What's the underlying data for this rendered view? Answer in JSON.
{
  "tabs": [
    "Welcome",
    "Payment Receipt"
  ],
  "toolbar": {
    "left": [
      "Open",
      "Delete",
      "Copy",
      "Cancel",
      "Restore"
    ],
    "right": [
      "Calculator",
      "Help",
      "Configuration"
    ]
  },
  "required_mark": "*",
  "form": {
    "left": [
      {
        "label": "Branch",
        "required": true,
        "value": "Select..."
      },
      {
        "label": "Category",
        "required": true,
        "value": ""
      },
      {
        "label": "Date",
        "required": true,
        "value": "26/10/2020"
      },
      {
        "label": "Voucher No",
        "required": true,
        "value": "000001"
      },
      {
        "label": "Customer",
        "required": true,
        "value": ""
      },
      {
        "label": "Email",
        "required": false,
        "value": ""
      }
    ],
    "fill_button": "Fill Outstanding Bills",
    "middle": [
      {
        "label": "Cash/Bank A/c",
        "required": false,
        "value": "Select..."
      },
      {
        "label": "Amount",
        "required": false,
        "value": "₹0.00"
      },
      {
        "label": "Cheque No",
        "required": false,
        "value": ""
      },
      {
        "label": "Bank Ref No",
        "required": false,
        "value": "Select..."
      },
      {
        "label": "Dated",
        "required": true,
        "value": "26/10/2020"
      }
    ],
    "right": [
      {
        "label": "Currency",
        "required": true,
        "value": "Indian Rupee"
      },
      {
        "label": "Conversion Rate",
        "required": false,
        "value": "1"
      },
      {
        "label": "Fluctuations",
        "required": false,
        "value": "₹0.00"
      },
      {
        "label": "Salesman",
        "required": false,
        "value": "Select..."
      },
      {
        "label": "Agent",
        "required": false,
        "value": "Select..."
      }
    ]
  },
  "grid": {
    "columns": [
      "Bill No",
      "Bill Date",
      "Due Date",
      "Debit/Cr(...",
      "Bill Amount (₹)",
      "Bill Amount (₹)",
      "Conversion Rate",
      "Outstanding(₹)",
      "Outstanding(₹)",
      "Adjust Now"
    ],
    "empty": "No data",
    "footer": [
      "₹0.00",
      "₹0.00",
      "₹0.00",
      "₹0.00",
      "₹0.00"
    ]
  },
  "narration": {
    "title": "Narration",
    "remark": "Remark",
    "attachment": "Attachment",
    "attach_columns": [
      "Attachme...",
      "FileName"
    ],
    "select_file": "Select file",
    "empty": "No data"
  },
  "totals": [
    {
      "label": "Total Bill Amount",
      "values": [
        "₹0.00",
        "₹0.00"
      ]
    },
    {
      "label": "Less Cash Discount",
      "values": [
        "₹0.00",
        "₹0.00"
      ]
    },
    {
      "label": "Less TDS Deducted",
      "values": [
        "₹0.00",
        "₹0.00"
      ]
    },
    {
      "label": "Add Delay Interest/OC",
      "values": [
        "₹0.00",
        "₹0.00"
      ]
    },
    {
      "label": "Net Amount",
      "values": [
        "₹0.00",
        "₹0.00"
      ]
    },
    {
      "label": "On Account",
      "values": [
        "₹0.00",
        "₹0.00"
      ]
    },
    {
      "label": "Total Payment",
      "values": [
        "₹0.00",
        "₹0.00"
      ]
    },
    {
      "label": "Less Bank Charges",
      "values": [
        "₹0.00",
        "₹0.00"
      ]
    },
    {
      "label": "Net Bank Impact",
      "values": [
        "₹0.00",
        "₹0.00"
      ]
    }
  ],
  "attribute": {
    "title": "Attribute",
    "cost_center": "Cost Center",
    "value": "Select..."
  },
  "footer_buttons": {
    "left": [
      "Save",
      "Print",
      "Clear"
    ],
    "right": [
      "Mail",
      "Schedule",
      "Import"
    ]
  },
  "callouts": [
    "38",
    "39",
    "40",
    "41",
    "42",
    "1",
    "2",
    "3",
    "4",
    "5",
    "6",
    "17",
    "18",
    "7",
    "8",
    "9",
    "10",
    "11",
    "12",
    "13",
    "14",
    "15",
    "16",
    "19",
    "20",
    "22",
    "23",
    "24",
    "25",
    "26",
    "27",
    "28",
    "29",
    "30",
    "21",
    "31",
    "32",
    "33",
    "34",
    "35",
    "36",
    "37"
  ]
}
· · · · · · ·
# [WHAT TO PRODUCE]
Reproduce the full listing exactly.

# [RIGHT ANSWER]
What's the underlying data for this rendered view? Answer in JSON.
{
  "tabs": [
    "Welcome",
    "Payment Receipt"
  ],
  "toolbar": {
    "left": [
      "Open",
      "Delete",
      "Copy",
      "Cancel",
      "Restore"
    ],
    "right": [
      "Calculator",
      "Help",
      "Configuration"
    ]
  },
  "required_mark": "*",
  "form": {
    "left": [
      {
        "label": "Branch",
        "required": true,
        "value": "Select..."
      },
      {
        "label": "Category",
        "required": true,
        "value": ""
      },
      {
        "label": "Date",
        "required": true,
        "value": "26/10/2020"
      },
      {
        "label": "Voucher No",
        "required": true,
        "value": "000001"
      },
      {
        "label": "Customer",
        "required": true,
        "value": ""
      },
      {
        "label": "Email",
        "required": false,
        "value": ""
      }
    ],
    "fill_button": "Fill Outstanding Bills",
    "middle": [
      {
        "label": "Cash/Bank A/c",
        "required": false,
        "value": "Select..."
      },
      {
        "label": "Amount",
        "required": false,
        "value": "₹0.00"
      },
      {
        "label": "Cheque No",
        "required": false,
        "value": ""
      },
      {
        "label": "Bank Ref No",
        "required": false,
        "value": "Select..."
      },
      {
        "label": "Dated",
        "required": true,
        "value": "26/10/2020"
      }
    ],
    "right": [
      {
        "label": "Currency",
        "required": true,
        "value": "Indian Rupee"
      },
      {
        "label": "Conversion Rate",
        "required": false,
        "value": "1"
      },
      {
        "label": "Fluctuations",
        "required": false,
        "value": "₹0.00"
      },
      {
        "label": "Salesman",
        "required": false,
        "value": "Select..."
      },
      {
        "label": "Agent",
        "required": false,
        "value": "Select..."
      }
    ]
  },
  "grid": {
    "columns": [
      "Bill No",
      "Bill Date",
      "Due Date",
      "Debit/Cr(...",
      "Bill Amount (₹)",
      "Bill Amount (₹)",
      "Conversion Rate",
      "Outstanding(₹)",
      "Outstanding(₹)",
      "Adjust Now"
    ],
    "empty": "No data",
    "footer": [
      "₹0.00",
      "₹0.00",
      "₹0.00",
      "₹0.00",
      "₹0.00"
    ]
  },
  "narration": {
    "title": "Narration",
    "remark": "Remark",
    "attachment": "Attachment",
    "attach_columns": [
      "Attachme...",
      "FileName"
    ],
    "select_file": "Select file",
    "empty": "No data"
  },
  "totals": [
    {
      "label": "Total Bill Amount",
      "values": [
        "₹0.00",
        "₹0.00"
      ]
    },
    {
      "label": "Less Cash Discount",
      "values": [
        "₹0.00",
        "₹0.00"
      ]
    },
    {
      "label": "Less TDS Deducted",
      "values": [
        "₹0.00",
        "₹0.00"
      ]
    },
    {
      "label": "Add Delay Interest/OC",
      "values": [
        "₹0.00",
        "₹0.00"
      ]
    },
    {
      "label": "Net Amount",
      "values": [
        "₹0.00",
        "₹0.00"
      ]
    },
    {
      "label": "On Account",
      "values": [
        "₹0.00",
        "₹0.00"
      ]
    },
    {
      "label": "Total Payment",
      "values": [
        "₹0.00",
        "₹0.00"
      ]
    },
    {
      "label": "Less Bank Charges",
      "values": [
        "₹0.00",
        "₹0.00"
      ]
    },
    {
      "label": "Net Bank Impact",
      "values": [
        "₹0.00",
        "₹0.00"
      ]
    }
  ],
  "attribute": {
    "title": "Attribute",
    "cost_center": "Cost Center",
    "value": "Select..."
  },
  "footer_buttons": {
    "left": [
      "Save",
      "Print",
      "Clear"
    ],
    "right": [
      "Mail",
      "Schedule",
      "Import"
    ]
  },
  "callouts": [
    "38",
    "39",
    "40",
    "41",
    "42",
    "1",
    "2",
    "3",
    "4",
    "5",
    "6",
    "17",
    "18",
    "7",
    "8",
    "9",
    "10",
    "11",
    "12",
    "13",
    "14",
    "15",
    "16",
    "19",
    "20",
    "22",
    "23",
    "24",
    "25",
    "26",
    "27",
    "28",
    "29",
    "30",
    "21",
    "31",
    "32",
    "33",
    "34",
    "35",
    "36",
    "37"
  ]
}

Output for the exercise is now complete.